▶ [Task details]: Can you format the lines, starting with the one that contains "Text: Cl: Cl [227, 52, 240, 65]" and going on through the one that contains "Find all labels, buttons, inputs, and", as a Markdown table with the columns Row and Line, leaving out blank lines?

▶ [Dataset entries]:
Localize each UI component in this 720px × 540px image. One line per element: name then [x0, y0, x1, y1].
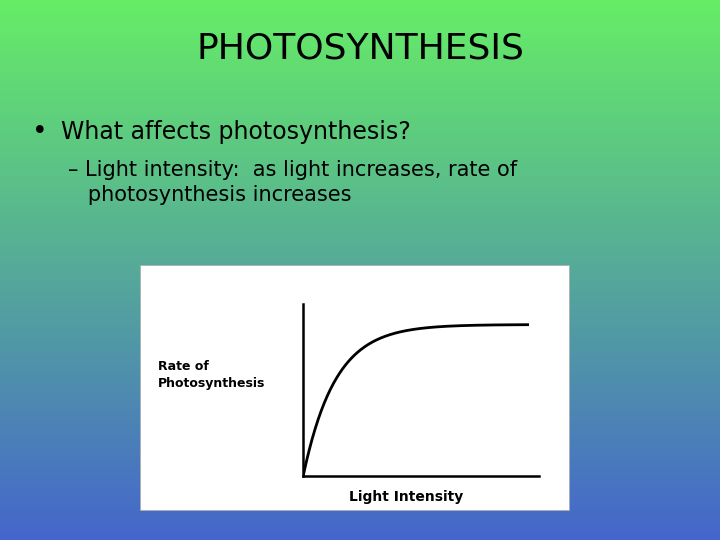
Text: Light Intensity: Light Intensity: [349, 490, 463, 504]
FancyBboxPatch shape: [140, 265, 569, 510]
Text: PHOTOSYNTHESIS: PHOTOSYNTHESIS: [196, 32, 524, 65]
Text: •: •: [32, 119, 48, 145]
Text: – Light intensity:  as light increases, rate of: – Light intensity: as light increases, r…: [68, 160, 518, 180]
Text: What affects photosynthesis?: What affects photosynthesis?: [61, 120, 411, 144]
Text: photosynthesis increases: photosynthesis increases: [68, 185, 352, 206]
Text: Rate of
Photosynthesis: Rate of Photosynthesis: [158, 360, 265, 390]
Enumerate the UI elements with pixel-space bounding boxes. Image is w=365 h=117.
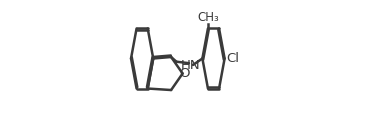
Text: Cl: Cl [227, 52, 240, 65]
Text: CH₃: CH₃ [197, 11, 219, 24]
Text: HN: HN [180, 59, 200, 72]
Text: O: O [179, 67, 189, 80]
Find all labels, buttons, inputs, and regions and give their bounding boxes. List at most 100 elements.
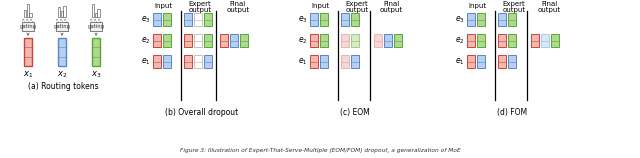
Text: Input: Input bbox=[154, 3, 172, 9]
Text: output: output bbox=[538, 7, 561, 13]
Text: $x_2$: $x_2$ bbox=[57, 70, 67, 80]
Bar bbox=[551, 34, 559, 47]
Bar bbox=[240, 34, 248, 47]
Bar bbox=[310, 55, 318, 68]
Text: Final: Final bbox=[541, 1, 557, 7]
Text: $r_{t_1}r_{t_2}r_{t_3}$: $r_{t_1}r_{t_2}r_{t_3}$ bbox=[55, 18, 69, 24]
Bar bbox=[204, 55, 212, 68]
Bar bbox=[153, 34, 161, 47]
Text: Input: Input bbox=[311, 3, 329, 9]
Text: gating: gating bbox=[88, 24, 104, 29]
Bar bbox=[92, 38, 100, 66]
Bar bbox=[477, 34, 485, 47]
Bar bbox=[351, 55, 359, 68]
Bar bbox=[341, 13, 349, 26]
Bar bbox=[95, 13, 97, 17]
Text: output: output bbox=[227, 7, 250, 13]
Text: $e_3$: $e_3$ bbox=[141, 14, 151, 25]
Text: gating: gating bbox=[54, 24, 70, 29]
Bar bbox=[184, 13, 192, 26]
Text: (c) EOM: (c) EOM bbox=[340, 108, 370, 117]
Text: Expert: Expert bbox=[502, 1, 525, 7]
Text: $e_2$: $e_2$ bbox=[298, 35, 308, 46]
Text: Figure 3: Illustration of Expert-That-Serve-Multiple (EOM/FOM) dropout, a genera: Figure 3: Illustration of Expert-That-Se… bbox=[180, 148, 460, 153]
Bar bbox=[184, 55, 192, 68]
Bar bbox=[24, 38, 32, 66]
Bar bbox=[508, 55, 516, 68]
Text: $r_{t_1}r_{t_2}r_{t_3}$: $r_{t_1}r_{t_2}r_{t_3}$ bbox=[21, 18, 35, 24]
Text: Expert: Expert bbox=[346, 1, 369, 7]
Bar bbox=[27, 4, 29, 17]
Text: $e_1$: $e_1$ bbox=[456, 56, 465, 67]
Bar bbox=[374, 34, 382, 47]
Bar bbox=[153, 55, 161, 68]
Text: $e_2$: $e_2$ bbox=[141, 35, 151, 46]
Bar bbox=[320, 13, 328, 26]
Bar bbox=[394, 34, 402, 47]
Bar bbox=[320, 34, 328, 47]
Bar bbox=[22, 22, 34, 31]
Bar bbox=[194, 34, 202, 47]
Bar bbox=[153, 13, 161, 26]
Text: gating: gating bbox=[19, 24, 36, 29]
Text: Final: Final bbox=[230, 1, 246, 7]
Bar bbox=[508, 34, 516, 47]
Text: $e_1$: $e_1$ bbox=[298, 56, 308, 67]
Text: $e_3$: $e_3$ bbox=[455, 14, 465, 25]
Bar bbox=[498, 34, 506, 47]
Bar bbox=[351, 13, 359, 26]
Text: output: output bbox=[188, 7, 212, 13]
Bar bbox=[97, 9, 100, 17]
Text: (b) Overall dropout: (b) Overall dropout bbox=[165, 108, 239, 117]
Bar bbox=[351, 34, 359, 47]
Bar bbox=[220, 34, 228, 47]
Bar bbox=[58, 7, 60, 17]
Text: $x_1$: $x_1$ bbox=[23, 70, 33, 80]
Bar bbox=[477, 13, 485, 26]
Bar bbox=[498, 13, 506, 26]
Bar bbox=[467, 34, 475, 47]
Bar bbox=[204, 13, 212, 26]
Text: $e_1$: $e_1$ bbox=[141, 56, 151, 67]
Bar bbox=[498, 55, 506, 68]
Bar bbox=[29, 13, 31, 17]
Bar bbox=[163, 13, 171, 26]
Text: (a) Routing tokens: (a) Routing tokens bbox=[28, 82, 99, 91]
Text: Expert: Expert bbox=[189, 1, 211, 7]
Bar bbox=[92, 4, 94, 17]
Bar bbox=[194, 13, 202, 26]
Text: $e_2$: $e_2$ bbox=[456, 35, 465, 46]
Bar bbox=[467, 55, 475, 68]
Bar bbox=[230, 34, 238, 47]
Text: output: output bbox=[380, 7, 403, 13]
Bar bbox=[90, 22, 102, 31]
Bar bbox=[310, 13, 318, 26]
Bar bbox=[24, 10, 26, 17]
Bar bbox=[341, 34, 349, 47]
Bar bbox=[56, 22, 68, 31]
Bar bbox=[204, 34, 212, 47]
Bar bbox=[384, 34, 392, 47]
Bar bbox=[58, 38, 66, 66]
Bar bbox=[163, 34, 171, 47]
Bar bbox=[341, 55, 349, 68]
Text: Final: Final bbox=[383, 1, 399, 7]
Bar bbox=[310, 34, 318, 47]
Bar bbox=[541, 34, 549, 47]
Bar bbox=[184, 34, 192, 47]
Text: $x_3$: $x_3$ bbox=[91, 70, 101, 80]
Bar bbox=[477, 55, 485, 68]
Text: output: output bbox=[502, 7, 525, 13]
Text: $e_3$: $e_3$ bbox=[298, 14, 308, 25]
Bar bbox=[61, 11, 63, 17]
Bar bbox=[63, 6, 65, 17]
Bar bbox=[467, 13, 475, 26]
Bar bbox=[320, 55, 328, 68]
Text: (d) FOM: (d) FOM bbox=[497, 108, 527, 117]
Bar bbox=[163, 55, 171, 68]
Text: Input: Input bbox=[468, 3, 486, 9]
Bar bbox=[508, 13, 516, 26]
Bar bbox=[194, 55, 202, 68]
Bar bbox=[531, 34, 539, 47]
Text: $r_{t_1}r_{t_2}r_{t_3}$: $r_{t_1}r_{t_2}r_{t_3}$ bbox=[89, 18, 103, 24]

▶ [Solution below]:
| Row | Line |
|---|---|
| 1 | Text: Cl: Cl [227, 52, 240, 65] |
| 2 | Text: CH₃: CH₃ [197, 11, 219, 24] |
| 3 | Text: HN: HN [180, 59, 200, 72] |
| 4 | Text: O: O [179, 67, 189, 80] |
| 5 | Find all labels, buttons, inputs, and regions and give their bounding boxes. List at most 100 elements. |